__Given request__:
Return the listing below unchanged, minus its pictures.
__________________________________________________
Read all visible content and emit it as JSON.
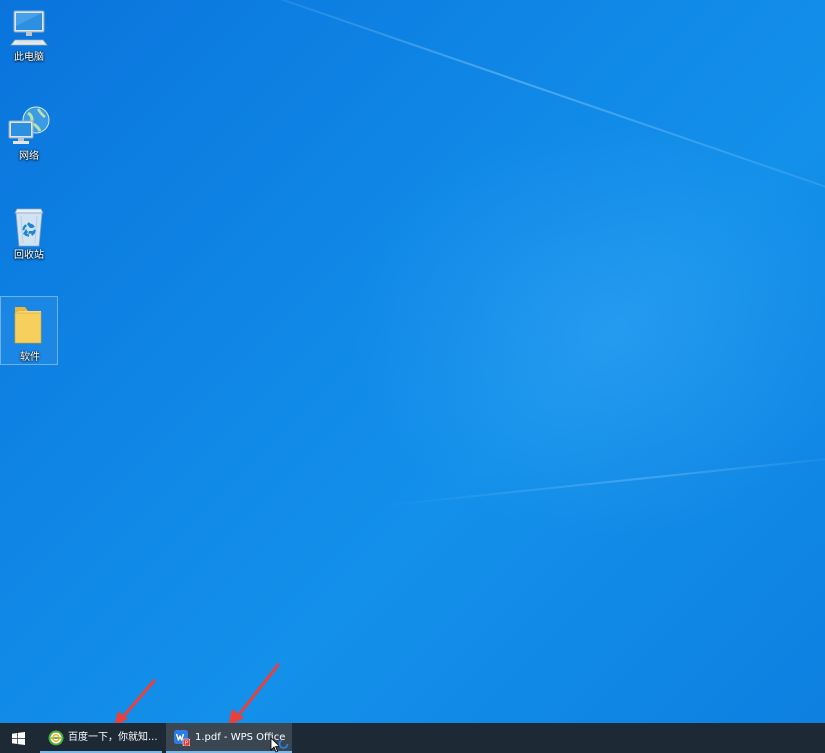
{
  "desktop": {
    "icons": [
      {
        "label": "此电脑",
        "icon": "this-pc-icon"
      },
      {
        "label": "网络",
        "icon": "network-icon"
      },
      {
        "label": "回收站",
        "icon": "recycle-bin-icon"
      },
      {
        "label": "软件",
        "icon": "folder-icon"
      }
    ],
    "wallpaper_color": "#0f86e6"
  },
  "taskbar": {
    "start_icon": "windows-logo-icon",
    "buttons": [
      {
        "label": "百度一下，你就知...",
        "icon": "browser-360-icon"
      },
      {
        "label": "1.pdf - WPS Office",
        "icon": "wps-office-icon"
      }
    ],
    "background": "#1d2a35"
  },
  "annotations": {
    "arrow_color": "#e8403b"
  }
}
__________________________________________________
__Answer__:
Read all visible content and emit it as JSON.
{
  "desktop": {
    "icons": [
      {
        "label": "此电脑",
        "icon": "this-pc-icon"
      },
      {
        "label": "网络",
        "icon": "network-icon"
      },
      {
        "label": "回收站",
        "icon": "recycle-bin-icon"
      },
      {
        "label": "软件",
        "icon": "folder-icon"
      }
    ],
    "wallpaper_color": "#0f86e6"
  },
  "taskbar": {
    "start_icon": "windows-logo-icon",
    "buttons": [
      {
        "label": "百度一下，你就知...",
        "icon": "browser-360-icon"
      },
      {
        "label": "1.pdf - WPS Office",
        "icon": "wps-office-icon"
      }
    ],
    "background": "#1d2a35"
  },
  "annotations": {
    "arrow_color": "#e8403b"
  }
}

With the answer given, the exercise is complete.